Stored data entries
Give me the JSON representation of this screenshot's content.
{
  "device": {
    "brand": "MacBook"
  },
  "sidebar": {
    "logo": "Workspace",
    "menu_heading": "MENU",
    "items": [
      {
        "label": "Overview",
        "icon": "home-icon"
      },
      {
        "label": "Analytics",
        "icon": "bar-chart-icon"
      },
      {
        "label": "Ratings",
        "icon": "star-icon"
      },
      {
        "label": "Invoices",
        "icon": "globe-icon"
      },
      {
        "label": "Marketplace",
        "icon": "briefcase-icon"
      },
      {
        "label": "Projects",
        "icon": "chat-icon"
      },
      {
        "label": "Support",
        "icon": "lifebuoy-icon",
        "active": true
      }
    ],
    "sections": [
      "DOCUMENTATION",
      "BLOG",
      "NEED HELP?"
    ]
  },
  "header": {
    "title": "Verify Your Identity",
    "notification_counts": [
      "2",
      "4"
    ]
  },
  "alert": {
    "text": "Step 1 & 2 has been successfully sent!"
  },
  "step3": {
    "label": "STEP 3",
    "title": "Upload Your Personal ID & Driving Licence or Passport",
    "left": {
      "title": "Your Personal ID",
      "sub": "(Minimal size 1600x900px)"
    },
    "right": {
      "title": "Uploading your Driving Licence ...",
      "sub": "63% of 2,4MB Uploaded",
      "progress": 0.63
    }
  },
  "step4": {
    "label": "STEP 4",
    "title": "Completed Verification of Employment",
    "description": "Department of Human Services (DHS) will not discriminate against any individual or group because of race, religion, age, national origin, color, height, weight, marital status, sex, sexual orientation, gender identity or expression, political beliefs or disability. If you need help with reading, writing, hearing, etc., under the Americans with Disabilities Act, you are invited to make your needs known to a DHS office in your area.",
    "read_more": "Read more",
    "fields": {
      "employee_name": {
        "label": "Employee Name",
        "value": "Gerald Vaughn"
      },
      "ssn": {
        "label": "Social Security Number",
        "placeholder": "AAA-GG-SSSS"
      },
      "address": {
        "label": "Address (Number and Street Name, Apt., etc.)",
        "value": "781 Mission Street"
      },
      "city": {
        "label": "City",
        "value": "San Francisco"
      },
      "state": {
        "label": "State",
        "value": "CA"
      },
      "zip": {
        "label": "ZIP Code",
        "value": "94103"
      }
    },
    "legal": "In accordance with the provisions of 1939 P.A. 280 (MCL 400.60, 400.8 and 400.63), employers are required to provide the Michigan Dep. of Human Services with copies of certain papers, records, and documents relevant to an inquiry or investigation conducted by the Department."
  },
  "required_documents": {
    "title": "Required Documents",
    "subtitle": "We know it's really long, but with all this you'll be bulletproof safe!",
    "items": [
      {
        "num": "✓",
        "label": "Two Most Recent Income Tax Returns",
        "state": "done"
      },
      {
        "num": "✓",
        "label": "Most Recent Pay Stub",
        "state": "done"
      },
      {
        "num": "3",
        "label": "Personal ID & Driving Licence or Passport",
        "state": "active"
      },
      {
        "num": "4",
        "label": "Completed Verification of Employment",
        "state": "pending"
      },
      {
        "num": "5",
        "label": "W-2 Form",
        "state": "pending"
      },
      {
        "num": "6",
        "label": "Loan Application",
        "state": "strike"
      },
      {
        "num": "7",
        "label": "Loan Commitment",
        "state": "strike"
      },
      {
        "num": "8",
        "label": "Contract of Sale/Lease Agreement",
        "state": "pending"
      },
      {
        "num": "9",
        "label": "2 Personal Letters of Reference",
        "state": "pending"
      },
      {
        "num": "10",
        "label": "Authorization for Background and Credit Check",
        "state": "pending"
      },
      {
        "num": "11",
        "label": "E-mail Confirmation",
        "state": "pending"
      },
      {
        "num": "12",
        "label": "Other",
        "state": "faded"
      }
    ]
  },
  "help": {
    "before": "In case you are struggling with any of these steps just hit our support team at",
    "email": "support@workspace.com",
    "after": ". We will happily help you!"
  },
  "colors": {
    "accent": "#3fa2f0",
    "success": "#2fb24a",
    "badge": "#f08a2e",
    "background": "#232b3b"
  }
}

#### WRITTEN EXERCISE
From the entries, copy out each line containing the word "Number".

#### THE COMPLETED TASK
        "label": "Social Security Number",
        "label": "Address (Number and Street Name, Apt., etc.)",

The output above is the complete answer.